■ **WRITTEN PROBLEM**: Copy out the records precisely, omitting pictures.

(Extracted records)
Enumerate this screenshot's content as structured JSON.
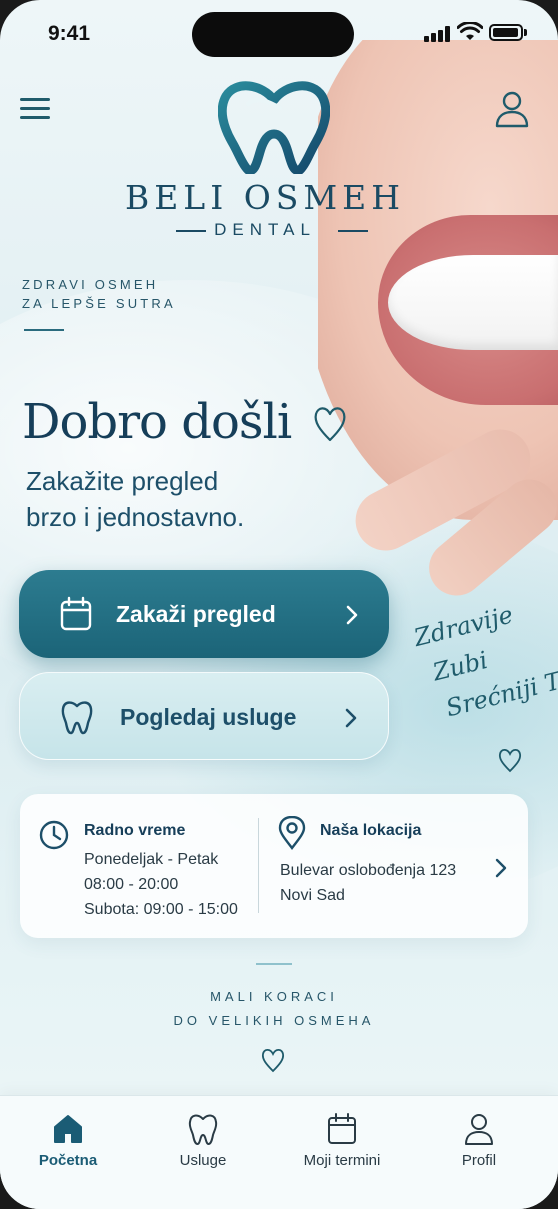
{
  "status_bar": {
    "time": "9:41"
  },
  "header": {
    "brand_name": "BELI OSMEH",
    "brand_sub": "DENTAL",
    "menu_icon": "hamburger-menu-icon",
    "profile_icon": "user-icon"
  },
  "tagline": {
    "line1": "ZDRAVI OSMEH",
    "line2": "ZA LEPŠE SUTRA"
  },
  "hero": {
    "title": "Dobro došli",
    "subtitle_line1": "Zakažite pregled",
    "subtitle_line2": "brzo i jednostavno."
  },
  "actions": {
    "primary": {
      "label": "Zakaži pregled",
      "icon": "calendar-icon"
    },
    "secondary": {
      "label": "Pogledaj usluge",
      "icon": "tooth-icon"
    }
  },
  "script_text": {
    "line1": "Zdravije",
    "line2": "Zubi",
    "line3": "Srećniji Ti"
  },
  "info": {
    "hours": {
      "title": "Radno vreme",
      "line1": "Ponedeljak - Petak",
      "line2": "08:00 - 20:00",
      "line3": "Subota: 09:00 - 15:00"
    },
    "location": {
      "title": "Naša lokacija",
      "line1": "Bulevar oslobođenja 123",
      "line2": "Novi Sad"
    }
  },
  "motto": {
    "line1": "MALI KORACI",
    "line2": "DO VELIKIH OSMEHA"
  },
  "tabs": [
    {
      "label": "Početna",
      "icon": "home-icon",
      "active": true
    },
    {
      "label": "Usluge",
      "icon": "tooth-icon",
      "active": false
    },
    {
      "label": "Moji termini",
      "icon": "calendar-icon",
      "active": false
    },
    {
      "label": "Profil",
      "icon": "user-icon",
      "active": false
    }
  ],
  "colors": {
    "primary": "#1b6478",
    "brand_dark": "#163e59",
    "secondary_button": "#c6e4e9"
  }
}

■ **FULL OUTPUT**:
Enumerate this screenshot's content as structured JSON.
{
  "status_bar": {
    "time": "9:41"
  },
  "header": {
    "brand_name": "BELI OSMEH",
    "brand_sub": "DENTAL",
    "menu_icon": "hamburger-menu-icon",
    "profile_icon": "user-icon"
  },
  "tagline": {
    "line1": "ZDRAVI OSMEH",
    "line2": "ZA LEPŠE SUTRA"
  },
  "hero": {
    "title": "Dobro došli",
    "subtitle_line1": "Zakažite pregled",
    "subtitle_line2": "brzo i jednostavno."
  },
  "actions": {
    "primary": {
      "label": "Zakaži pregled",
      "icon": "calendar-icon"
    },
    "secondary": {
      "label": "Pogledaj usluge",
      "icon": "tooth-icon"
    }
  },
  "script_text": {
    "line1": "Zdravije",
    "line2": "Zubi",
    "line3": "Srećniji Ti"
  },
  "info": {
    "hours": {
      "title": "Radno vreme",
      "line1": "Ponedeljak - Petak",
      "line2": "08:00 - 20:00",
      "line3": "Subota: 09:00 - 15:00"
    },
    "location": {
      "title": "Naša lokacija",
      "line1": "Bulevar oslobođenja 123",
      "line2": "Novi Sad"
    }
  },
  "motto": {
    "line1": "MALI KORACI",
    "line2": "DO VELIKIH OSMEHA"
  },
  "tabs": [
    {
      "label": "Početna",
      "icon": "home-icon",
      "active": true
    },
    {
      "label": "Usluge",
      "icon": "tooth-icon",
      "active": false
    },
    {
      "label": "Moji termini",
      "icon": "calendar-icon",
      "active": false
    },
    {
      "label": "Profil",
      "icon": "user-icon",
      "active": false
    }
  ],
  "colors": {
    "primary": "#1b6478",
    "brand_dark": "#163e59",
    "secondary_button": "#c6e4e9"
  }
}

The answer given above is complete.